TASK: Copy out all lines that hold "сентября".

WORKING DATA:
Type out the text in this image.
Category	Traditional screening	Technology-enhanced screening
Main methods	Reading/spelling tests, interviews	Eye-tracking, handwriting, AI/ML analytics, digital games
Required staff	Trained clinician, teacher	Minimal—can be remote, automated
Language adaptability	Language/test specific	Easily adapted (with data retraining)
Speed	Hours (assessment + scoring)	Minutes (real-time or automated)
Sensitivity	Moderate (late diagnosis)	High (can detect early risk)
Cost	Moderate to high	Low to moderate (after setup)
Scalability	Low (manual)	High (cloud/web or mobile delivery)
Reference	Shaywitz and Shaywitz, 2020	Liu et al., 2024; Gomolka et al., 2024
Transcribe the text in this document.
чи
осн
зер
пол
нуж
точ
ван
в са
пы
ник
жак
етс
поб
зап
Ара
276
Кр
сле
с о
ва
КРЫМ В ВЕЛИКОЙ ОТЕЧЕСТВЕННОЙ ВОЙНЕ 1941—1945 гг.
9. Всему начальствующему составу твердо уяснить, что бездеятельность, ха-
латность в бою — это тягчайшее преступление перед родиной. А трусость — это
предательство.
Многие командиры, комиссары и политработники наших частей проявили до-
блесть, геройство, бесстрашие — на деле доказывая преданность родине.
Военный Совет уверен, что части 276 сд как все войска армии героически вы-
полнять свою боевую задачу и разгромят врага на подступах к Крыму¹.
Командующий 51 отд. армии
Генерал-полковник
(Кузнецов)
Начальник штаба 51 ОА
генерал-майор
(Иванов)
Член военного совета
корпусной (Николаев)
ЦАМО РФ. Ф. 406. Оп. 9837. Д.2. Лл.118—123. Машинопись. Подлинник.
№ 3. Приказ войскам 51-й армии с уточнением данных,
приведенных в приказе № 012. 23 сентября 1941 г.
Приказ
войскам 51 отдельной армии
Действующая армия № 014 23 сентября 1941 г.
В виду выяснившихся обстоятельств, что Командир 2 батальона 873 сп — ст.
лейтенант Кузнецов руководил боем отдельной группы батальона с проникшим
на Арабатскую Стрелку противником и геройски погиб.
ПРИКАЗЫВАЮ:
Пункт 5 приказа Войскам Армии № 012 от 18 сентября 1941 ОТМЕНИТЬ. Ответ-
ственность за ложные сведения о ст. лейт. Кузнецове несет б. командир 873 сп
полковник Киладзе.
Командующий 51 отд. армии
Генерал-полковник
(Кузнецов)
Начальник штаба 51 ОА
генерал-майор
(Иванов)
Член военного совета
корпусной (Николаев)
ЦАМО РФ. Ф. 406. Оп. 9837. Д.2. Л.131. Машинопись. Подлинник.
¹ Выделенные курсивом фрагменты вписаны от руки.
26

EXERCISE OUTPUT:
приведенных в приказе № 012. 23 сентября 1941 г.
Действующая армия № 014 23 сентября 1941 г.
Пункт 5 приказа Войскам Армии № 012 от 18 сентября 1941 ОТМЕНИТЬ. Ответ-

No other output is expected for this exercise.